_TASK STATEMENT_
Count how many lines of the material hold "setting". Respond with that number alone.

_DATA FOR THIS TASK_
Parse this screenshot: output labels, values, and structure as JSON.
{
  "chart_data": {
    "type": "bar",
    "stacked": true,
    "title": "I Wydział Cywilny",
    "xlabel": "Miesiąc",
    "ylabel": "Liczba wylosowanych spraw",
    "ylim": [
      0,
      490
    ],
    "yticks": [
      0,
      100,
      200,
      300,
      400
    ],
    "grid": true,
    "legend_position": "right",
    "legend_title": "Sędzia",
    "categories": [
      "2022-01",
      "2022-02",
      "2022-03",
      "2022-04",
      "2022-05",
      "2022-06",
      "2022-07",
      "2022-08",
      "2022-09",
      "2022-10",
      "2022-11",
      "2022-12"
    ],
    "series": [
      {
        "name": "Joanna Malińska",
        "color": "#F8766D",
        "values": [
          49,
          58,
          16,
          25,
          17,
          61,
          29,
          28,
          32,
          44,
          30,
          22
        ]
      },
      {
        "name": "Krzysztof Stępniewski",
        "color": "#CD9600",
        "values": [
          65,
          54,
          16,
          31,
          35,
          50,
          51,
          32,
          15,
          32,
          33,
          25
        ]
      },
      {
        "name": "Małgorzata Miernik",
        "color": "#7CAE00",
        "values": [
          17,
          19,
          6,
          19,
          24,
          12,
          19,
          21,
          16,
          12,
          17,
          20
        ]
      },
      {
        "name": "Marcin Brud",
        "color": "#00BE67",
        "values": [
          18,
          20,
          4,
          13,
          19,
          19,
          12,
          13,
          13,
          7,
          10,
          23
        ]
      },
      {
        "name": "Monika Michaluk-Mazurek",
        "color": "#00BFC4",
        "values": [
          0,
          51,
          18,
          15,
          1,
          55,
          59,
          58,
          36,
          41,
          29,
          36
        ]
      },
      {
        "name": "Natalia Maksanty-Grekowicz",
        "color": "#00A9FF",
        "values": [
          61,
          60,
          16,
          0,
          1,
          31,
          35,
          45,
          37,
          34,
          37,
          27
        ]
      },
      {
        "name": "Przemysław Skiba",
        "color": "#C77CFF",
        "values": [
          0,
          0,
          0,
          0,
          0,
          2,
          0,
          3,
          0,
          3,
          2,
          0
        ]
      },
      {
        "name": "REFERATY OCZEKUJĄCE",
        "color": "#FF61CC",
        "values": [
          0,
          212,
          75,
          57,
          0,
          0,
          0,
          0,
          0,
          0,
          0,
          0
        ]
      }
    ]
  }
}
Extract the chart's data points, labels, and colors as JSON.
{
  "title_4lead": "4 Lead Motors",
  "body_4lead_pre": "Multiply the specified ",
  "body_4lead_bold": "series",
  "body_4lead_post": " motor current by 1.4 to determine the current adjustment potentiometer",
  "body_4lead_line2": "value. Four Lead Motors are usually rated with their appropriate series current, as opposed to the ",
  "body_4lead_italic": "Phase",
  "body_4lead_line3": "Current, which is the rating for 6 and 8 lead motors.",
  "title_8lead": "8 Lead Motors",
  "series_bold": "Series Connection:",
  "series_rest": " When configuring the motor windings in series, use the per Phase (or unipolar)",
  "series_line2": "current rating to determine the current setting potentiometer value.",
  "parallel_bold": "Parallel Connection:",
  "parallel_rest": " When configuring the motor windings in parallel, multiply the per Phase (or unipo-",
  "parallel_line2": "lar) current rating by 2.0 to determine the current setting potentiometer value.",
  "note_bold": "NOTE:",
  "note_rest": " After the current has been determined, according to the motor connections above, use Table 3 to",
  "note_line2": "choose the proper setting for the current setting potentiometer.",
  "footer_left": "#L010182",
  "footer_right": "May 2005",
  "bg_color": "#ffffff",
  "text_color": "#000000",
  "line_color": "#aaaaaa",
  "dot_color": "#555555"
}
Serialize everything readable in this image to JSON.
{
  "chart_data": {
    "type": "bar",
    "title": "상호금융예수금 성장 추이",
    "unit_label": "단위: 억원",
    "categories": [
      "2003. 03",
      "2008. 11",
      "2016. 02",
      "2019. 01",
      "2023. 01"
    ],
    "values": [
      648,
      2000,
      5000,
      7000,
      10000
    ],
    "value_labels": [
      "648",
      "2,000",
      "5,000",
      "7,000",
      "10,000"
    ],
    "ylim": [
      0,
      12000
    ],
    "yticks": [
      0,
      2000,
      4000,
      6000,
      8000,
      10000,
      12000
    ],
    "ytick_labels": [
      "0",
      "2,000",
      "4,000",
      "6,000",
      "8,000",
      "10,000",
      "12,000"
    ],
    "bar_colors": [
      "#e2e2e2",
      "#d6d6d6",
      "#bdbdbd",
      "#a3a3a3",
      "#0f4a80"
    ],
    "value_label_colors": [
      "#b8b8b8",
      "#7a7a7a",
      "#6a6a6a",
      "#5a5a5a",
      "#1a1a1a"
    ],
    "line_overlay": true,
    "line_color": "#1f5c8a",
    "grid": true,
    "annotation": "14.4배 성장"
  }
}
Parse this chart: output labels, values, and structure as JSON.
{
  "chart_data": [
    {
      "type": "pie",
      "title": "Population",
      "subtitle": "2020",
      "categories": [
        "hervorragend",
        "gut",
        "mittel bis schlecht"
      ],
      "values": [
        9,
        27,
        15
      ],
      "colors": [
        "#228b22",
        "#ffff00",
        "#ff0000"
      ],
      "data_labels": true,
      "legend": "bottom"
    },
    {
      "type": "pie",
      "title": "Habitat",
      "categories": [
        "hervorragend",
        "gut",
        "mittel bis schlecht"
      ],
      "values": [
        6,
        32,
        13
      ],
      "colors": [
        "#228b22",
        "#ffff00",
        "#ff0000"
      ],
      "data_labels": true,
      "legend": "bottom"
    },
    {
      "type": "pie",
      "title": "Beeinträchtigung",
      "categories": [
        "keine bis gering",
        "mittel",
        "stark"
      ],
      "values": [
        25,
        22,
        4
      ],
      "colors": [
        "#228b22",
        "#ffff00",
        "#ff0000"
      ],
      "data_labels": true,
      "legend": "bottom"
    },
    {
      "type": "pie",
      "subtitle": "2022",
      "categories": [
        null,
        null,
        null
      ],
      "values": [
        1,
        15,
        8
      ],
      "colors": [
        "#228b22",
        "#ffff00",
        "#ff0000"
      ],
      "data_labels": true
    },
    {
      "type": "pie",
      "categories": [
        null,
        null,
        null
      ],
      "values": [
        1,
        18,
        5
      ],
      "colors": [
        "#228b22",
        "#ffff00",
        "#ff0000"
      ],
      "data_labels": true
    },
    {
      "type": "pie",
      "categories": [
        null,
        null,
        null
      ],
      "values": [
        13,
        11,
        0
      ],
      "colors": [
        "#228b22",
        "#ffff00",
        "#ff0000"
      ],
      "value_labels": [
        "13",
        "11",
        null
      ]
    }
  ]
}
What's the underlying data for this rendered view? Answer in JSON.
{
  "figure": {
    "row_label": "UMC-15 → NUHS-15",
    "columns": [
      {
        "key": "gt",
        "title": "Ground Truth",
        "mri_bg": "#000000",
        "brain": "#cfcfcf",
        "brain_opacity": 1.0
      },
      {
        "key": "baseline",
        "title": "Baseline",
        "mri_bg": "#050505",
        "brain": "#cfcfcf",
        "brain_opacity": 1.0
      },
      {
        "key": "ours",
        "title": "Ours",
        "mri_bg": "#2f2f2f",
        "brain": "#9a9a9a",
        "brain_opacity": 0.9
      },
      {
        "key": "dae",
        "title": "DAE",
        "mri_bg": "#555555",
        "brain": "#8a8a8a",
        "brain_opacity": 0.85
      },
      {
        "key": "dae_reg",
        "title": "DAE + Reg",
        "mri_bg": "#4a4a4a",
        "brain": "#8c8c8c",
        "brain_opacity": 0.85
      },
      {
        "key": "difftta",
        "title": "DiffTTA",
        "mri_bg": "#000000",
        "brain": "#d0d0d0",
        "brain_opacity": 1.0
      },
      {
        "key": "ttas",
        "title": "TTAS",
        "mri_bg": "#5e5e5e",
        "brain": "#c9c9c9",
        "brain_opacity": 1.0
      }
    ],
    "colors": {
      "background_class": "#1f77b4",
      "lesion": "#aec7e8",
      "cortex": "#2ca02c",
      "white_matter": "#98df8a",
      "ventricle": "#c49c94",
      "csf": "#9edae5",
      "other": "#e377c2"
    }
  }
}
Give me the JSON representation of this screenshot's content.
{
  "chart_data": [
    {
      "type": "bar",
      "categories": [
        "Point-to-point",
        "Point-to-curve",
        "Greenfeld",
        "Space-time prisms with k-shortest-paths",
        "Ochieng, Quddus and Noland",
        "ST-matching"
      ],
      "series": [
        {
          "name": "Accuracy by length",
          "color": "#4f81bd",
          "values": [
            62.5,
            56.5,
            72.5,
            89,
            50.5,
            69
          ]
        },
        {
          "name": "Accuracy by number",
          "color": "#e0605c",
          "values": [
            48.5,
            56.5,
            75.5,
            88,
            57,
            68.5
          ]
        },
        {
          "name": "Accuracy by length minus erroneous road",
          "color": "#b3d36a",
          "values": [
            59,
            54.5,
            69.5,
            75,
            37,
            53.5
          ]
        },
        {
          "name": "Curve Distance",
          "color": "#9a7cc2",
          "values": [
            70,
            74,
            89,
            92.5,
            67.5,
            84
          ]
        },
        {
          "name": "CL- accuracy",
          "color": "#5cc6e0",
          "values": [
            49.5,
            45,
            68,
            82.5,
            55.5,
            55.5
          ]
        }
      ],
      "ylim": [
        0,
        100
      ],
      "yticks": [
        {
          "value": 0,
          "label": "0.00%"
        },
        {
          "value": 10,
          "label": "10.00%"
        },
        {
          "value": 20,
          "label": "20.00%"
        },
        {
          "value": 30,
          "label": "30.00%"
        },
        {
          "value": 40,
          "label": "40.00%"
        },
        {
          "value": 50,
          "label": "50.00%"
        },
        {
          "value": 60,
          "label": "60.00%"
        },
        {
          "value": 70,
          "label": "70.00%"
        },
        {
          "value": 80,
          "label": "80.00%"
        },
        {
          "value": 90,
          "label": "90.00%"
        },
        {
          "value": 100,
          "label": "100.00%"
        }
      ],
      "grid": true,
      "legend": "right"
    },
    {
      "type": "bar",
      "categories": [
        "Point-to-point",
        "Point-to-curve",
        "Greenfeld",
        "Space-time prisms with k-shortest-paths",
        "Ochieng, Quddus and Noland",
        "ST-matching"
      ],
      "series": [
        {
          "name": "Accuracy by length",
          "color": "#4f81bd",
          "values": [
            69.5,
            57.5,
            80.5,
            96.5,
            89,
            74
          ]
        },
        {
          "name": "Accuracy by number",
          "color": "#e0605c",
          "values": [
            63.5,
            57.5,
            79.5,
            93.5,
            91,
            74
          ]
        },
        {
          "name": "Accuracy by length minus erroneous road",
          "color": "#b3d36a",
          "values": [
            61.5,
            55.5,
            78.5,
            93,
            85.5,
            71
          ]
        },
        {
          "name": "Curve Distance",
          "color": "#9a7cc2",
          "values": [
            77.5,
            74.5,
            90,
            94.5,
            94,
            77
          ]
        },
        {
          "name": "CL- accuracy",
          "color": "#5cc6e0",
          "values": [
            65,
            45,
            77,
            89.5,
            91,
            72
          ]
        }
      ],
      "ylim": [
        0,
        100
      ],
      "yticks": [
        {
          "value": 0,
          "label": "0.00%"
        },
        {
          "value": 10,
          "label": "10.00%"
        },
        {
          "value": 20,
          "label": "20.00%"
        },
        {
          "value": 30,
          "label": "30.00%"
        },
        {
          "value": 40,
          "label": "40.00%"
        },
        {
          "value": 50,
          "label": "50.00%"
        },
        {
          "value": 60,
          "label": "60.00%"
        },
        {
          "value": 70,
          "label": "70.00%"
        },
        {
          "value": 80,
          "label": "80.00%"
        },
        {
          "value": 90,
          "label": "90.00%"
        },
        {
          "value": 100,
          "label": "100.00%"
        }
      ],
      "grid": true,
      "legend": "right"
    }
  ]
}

_RESPONSE FOR THIS EXERCISE_
3